What you should do:
Every record that follows must be duplicated exactly, with images left out.

Data excerpts:
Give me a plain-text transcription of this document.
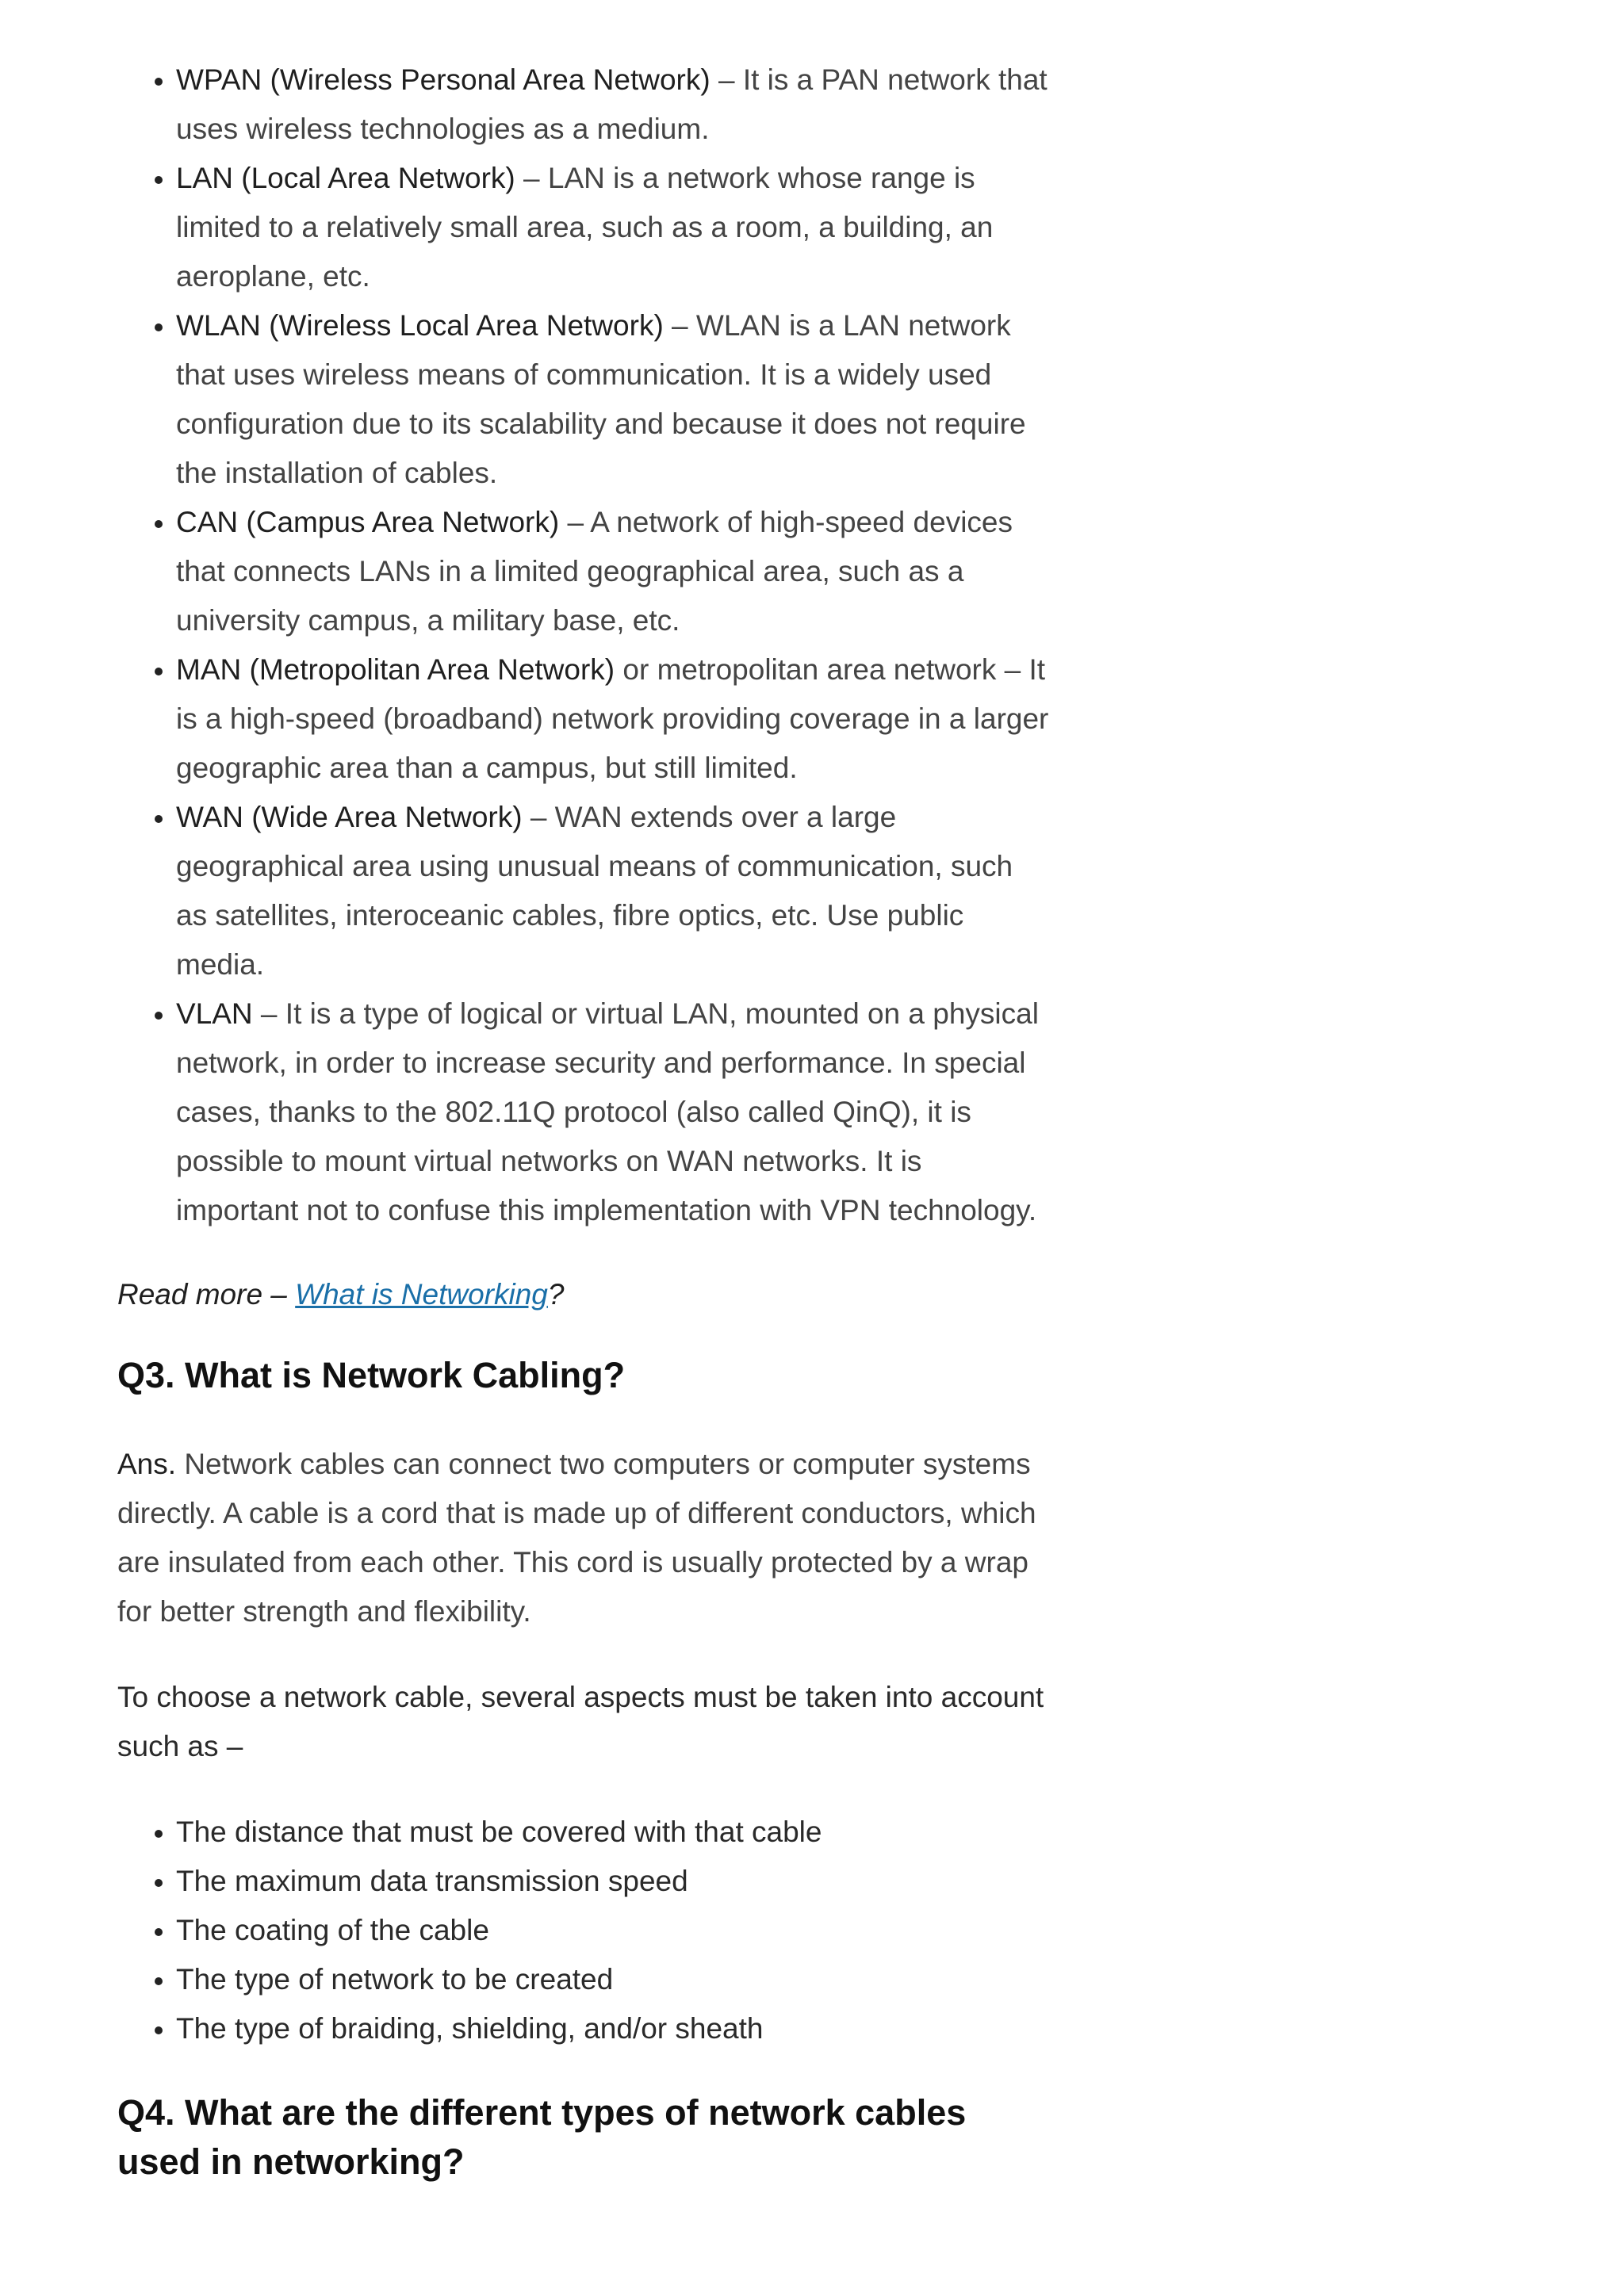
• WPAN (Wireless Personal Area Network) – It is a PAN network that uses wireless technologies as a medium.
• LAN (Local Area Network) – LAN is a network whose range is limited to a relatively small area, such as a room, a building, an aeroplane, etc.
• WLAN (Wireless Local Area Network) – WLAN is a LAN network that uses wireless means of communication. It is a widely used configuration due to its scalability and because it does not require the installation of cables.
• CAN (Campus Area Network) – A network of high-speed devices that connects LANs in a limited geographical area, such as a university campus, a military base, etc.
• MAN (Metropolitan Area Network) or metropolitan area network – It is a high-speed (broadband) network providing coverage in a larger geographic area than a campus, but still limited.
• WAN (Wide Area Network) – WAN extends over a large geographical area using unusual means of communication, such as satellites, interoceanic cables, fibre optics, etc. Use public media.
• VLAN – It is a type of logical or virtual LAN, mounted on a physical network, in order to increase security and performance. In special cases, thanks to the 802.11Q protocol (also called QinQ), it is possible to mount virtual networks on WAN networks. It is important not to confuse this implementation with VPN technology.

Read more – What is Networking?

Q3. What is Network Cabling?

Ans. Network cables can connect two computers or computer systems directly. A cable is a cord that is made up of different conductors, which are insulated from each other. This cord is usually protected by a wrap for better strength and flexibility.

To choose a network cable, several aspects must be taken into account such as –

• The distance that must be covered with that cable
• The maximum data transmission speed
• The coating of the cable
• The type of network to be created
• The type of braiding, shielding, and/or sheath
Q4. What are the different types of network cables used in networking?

Solution for this problem:
Give me a plain-text transcription of this document.
• WPAN (Wireless Personal Area Network) – It is a PAN network that uses wireless technologies as a medium.
• LAN (Local Area Network) – LAN is a network whose range is limited to a relatively small area, such as a room, a building, an aeroplane, etc.
• WLAN (Wireless Local Area Network) – WLAN is a LAN network that uses wireless means of communication. It is a widely used configuration due to its scalability and because it does not require the installation of cables.
• CAN (Campus Area Network) – A network of high-speed devices that connects LANs in a limited geographical area, such as a university campus, a military base, etc.
• MAN (Metropolitan Area Network) or metropolitan area network – It is a high-speed (broadband) network providing coverage in a larger geographic area than a campus, but still limited.
• WAN (Wide Area Network) – WAN extends over a large geographical area using unusual means of communication, such as satellites, interoceanic cables, fibre optics, etc. Use public media.
• VLAN – It is a type of logical or virtual LAN, mounted on a physical network, in order to increase security and performance. In special cases, thanks to the 802.11Q protocol (also called QinQ), it is possible to mount virtual networks on WAN networks. It is important not to confuse this implementation with VPN technology.

Read more – What is Networking?

Q3. What is Network Cabling?

Ans. Network cables can connect two computers or computer systems directly. A cable is a cord that is made up of different conductors, which are insulated from each other. This cord is usually protected by a wrap for better strength and flexibility.

To choose a network cable, several aspects must be taken into account such as –

• The distance that must be covered with that cable
• The maximum data transmission speed
• The coating of the cable
• The type of network to be created
• The type of braiding, shielding, and/or sheath
Q4. What are the different types of network cables used in networking?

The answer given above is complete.